**JOB**
Filter these entries, keeping only lines that hold the word "subtitle".

**MATERIAL SHOWN**
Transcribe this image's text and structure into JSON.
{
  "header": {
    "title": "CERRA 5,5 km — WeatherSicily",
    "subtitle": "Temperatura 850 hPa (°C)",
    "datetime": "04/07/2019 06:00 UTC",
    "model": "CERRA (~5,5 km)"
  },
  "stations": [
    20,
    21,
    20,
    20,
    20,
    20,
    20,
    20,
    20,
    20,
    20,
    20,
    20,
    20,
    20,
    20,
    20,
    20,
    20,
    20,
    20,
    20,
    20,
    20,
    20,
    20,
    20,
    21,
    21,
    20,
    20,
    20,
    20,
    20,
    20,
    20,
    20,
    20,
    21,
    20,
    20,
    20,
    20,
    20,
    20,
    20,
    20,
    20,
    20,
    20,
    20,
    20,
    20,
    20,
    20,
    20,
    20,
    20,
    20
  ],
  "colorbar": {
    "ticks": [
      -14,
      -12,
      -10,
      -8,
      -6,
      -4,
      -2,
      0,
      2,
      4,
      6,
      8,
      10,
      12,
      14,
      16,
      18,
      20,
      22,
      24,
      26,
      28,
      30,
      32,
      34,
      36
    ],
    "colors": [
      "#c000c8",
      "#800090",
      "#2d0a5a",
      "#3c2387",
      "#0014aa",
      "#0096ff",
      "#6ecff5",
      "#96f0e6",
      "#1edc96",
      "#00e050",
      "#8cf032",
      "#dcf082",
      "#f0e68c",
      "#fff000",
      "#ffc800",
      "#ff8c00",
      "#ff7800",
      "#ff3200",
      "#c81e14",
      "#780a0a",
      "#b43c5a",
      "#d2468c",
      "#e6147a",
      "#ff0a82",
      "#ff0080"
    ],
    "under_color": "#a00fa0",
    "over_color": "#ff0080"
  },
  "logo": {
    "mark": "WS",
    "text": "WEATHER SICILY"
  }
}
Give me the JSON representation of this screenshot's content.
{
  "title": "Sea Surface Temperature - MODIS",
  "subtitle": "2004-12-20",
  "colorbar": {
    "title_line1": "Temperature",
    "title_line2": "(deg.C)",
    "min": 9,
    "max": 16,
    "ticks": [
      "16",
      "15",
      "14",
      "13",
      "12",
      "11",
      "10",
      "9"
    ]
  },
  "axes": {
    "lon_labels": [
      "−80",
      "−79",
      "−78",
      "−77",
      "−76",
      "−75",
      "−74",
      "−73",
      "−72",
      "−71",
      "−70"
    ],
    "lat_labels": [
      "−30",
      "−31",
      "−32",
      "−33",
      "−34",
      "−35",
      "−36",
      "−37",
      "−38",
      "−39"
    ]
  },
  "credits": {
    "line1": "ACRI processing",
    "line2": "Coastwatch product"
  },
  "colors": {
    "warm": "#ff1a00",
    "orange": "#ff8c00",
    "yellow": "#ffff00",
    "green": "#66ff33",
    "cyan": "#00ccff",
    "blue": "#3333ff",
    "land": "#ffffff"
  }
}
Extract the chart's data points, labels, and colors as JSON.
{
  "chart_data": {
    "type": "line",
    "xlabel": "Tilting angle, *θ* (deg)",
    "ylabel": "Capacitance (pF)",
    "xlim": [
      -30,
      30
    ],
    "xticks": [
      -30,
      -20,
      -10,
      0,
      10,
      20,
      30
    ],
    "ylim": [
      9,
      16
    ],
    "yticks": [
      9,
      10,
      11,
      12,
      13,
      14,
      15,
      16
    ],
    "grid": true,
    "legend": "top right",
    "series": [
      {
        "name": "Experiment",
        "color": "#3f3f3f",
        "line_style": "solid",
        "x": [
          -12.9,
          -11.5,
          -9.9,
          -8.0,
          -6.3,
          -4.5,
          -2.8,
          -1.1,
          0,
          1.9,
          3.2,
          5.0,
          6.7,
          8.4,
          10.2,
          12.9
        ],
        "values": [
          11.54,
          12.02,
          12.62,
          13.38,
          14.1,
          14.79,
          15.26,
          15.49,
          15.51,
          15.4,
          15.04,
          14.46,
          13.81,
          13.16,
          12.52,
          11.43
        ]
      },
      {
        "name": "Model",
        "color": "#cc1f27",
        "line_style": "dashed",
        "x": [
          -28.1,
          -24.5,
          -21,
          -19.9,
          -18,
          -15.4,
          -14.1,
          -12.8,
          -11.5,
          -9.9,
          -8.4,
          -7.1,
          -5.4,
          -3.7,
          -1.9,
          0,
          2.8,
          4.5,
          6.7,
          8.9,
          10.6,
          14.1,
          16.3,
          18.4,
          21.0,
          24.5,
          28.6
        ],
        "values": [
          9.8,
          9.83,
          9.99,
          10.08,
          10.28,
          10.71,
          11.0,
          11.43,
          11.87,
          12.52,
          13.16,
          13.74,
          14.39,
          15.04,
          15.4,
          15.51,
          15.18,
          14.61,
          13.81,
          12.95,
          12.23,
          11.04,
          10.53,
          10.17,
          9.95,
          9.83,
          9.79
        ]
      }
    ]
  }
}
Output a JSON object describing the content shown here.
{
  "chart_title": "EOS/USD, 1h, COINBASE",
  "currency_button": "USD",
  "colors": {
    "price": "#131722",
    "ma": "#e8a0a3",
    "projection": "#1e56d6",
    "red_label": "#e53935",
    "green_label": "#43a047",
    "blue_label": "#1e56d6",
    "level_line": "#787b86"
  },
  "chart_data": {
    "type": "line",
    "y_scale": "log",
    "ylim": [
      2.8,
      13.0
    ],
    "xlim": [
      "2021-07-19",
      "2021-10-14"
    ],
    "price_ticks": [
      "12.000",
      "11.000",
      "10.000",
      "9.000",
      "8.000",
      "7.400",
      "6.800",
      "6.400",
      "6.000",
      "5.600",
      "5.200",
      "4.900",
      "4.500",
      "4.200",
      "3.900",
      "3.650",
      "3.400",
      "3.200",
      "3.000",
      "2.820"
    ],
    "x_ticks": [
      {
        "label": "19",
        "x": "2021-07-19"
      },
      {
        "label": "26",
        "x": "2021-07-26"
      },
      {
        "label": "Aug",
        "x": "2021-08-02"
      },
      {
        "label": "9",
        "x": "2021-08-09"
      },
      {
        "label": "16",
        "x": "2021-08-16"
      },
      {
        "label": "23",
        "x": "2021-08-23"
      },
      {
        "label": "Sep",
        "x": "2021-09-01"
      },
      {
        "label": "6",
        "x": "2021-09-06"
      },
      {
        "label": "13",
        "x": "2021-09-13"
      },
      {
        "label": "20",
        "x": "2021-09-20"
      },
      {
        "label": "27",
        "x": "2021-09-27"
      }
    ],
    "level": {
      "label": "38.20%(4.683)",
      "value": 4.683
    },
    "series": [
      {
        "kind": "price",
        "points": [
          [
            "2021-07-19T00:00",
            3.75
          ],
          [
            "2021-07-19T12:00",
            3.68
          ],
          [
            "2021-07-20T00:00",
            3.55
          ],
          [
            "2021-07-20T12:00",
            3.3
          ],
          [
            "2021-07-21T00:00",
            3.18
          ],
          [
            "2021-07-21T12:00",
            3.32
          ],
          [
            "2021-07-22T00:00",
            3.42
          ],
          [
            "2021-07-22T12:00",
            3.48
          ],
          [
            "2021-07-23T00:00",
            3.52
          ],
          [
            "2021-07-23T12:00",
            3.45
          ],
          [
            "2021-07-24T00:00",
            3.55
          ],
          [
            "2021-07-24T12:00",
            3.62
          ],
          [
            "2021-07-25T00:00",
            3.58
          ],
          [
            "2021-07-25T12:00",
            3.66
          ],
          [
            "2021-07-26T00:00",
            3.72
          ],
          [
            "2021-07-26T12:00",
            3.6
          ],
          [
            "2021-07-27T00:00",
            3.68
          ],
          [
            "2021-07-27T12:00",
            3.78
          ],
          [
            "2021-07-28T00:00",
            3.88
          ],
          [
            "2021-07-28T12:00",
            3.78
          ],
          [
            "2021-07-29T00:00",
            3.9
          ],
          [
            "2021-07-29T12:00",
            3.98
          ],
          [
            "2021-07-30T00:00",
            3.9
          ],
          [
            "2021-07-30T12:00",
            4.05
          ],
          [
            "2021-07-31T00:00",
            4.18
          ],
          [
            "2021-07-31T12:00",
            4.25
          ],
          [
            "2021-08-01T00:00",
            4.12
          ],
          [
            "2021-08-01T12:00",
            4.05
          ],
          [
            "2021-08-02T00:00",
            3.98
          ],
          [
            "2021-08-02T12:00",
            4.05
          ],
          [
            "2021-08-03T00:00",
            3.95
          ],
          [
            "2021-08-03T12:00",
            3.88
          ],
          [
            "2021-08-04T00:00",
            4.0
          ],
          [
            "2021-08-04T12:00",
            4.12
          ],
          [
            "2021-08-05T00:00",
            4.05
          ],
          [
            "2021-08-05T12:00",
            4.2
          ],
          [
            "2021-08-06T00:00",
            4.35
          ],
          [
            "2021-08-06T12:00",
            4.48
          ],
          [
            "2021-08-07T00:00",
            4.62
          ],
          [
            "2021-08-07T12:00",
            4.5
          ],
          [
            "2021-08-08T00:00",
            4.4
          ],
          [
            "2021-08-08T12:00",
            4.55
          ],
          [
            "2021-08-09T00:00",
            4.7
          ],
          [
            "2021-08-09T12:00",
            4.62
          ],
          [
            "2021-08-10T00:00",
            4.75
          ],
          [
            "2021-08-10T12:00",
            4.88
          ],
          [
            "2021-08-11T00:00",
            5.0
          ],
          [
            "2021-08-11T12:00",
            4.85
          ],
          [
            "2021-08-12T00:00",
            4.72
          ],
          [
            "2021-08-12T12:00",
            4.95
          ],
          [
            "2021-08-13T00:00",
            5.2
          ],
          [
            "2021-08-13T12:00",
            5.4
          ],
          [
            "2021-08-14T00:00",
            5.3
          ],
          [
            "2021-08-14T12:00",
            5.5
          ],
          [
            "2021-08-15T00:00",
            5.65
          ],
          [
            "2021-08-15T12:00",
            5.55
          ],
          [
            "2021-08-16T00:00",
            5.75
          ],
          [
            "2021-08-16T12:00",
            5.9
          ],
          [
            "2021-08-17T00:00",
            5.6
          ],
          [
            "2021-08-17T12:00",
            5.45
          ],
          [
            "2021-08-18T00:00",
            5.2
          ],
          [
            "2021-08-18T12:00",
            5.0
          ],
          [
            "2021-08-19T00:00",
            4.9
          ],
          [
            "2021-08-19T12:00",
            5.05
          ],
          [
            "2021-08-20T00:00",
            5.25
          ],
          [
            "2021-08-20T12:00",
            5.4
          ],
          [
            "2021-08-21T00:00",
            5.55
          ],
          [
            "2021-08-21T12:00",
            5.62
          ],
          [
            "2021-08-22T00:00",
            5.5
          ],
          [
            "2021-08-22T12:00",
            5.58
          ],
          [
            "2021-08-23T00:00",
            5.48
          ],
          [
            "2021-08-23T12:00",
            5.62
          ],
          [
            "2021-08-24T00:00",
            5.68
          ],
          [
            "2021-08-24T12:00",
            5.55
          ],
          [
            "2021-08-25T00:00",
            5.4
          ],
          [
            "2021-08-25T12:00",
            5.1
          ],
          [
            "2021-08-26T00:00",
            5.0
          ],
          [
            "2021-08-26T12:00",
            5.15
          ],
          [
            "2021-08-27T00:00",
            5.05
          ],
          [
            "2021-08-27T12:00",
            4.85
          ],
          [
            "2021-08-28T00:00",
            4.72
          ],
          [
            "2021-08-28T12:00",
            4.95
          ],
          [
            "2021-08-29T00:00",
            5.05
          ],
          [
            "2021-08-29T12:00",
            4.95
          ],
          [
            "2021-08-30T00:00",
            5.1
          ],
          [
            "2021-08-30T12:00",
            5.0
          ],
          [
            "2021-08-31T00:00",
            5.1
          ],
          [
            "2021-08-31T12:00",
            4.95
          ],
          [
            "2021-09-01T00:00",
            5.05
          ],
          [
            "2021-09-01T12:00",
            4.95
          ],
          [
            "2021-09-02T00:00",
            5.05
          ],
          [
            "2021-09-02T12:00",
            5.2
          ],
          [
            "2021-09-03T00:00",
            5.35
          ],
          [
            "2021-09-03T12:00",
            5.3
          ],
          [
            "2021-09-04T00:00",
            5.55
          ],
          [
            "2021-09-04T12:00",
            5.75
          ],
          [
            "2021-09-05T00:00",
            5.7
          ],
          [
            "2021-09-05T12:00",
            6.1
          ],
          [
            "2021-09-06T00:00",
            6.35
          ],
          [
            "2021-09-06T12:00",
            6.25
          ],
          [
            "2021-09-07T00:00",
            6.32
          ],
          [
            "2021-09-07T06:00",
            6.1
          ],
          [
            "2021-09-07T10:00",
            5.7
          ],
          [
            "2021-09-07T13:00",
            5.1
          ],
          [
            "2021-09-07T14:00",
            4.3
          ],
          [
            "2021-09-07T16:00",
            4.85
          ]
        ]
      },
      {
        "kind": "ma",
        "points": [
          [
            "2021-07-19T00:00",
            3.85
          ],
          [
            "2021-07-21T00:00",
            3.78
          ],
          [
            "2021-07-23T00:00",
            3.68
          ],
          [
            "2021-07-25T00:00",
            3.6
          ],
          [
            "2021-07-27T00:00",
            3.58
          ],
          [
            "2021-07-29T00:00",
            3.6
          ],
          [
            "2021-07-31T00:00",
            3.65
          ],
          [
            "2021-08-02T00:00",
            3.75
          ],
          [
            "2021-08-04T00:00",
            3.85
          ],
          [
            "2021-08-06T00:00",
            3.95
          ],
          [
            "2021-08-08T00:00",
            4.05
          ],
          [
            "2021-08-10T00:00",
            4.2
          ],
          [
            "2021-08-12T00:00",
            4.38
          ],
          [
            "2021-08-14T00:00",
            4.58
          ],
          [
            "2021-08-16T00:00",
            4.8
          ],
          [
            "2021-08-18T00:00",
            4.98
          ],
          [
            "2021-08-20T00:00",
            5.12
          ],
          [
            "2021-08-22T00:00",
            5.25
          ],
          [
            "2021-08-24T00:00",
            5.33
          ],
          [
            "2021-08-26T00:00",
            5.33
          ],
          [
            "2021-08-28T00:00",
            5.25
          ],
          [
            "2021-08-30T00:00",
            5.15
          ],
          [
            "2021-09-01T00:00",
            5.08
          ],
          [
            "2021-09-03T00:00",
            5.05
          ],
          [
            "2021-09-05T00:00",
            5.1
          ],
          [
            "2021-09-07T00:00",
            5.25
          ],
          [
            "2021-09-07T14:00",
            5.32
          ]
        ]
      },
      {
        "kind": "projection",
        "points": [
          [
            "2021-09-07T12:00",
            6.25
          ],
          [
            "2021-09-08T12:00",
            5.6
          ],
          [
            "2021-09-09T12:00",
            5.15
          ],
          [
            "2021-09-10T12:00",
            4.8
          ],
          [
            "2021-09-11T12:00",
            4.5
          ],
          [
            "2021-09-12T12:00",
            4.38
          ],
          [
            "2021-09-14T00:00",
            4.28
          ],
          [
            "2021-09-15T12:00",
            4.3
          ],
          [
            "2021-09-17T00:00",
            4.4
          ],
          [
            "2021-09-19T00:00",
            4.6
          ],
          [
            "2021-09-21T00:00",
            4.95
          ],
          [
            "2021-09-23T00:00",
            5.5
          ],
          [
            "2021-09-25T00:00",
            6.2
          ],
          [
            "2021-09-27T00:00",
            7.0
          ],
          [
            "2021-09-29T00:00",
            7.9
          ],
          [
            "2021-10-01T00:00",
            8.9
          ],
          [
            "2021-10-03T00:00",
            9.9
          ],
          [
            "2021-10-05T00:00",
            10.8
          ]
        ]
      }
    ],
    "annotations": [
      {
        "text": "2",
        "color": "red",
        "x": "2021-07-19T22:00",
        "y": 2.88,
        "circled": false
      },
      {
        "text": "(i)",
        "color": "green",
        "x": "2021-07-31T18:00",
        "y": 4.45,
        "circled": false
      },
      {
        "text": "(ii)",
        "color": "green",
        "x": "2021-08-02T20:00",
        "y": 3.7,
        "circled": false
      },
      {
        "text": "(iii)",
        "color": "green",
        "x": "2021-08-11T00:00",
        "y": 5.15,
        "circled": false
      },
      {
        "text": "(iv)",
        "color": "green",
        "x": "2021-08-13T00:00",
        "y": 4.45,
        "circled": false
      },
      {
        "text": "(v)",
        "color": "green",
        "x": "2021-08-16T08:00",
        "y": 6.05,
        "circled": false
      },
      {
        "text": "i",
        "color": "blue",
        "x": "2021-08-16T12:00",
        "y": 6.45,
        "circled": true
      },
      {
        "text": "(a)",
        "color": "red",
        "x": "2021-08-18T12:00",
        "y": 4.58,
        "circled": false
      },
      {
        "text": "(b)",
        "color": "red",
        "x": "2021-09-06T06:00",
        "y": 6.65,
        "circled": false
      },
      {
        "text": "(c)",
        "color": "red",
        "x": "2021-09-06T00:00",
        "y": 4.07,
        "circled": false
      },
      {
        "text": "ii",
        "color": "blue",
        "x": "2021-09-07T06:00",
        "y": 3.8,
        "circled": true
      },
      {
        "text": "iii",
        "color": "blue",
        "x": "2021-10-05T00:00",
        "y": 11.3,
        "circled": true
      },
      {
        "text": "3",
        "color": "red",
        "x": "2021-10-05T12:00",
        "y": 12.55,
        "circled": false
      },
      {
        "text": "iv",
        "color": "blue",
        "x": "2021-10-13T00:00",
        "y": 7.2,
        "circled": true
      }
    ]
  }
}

**COMPLETE RESPONSE**
    "subtitle": "Temperatura 850 hPa (°C)",
  "subtitle": "2004-12-20",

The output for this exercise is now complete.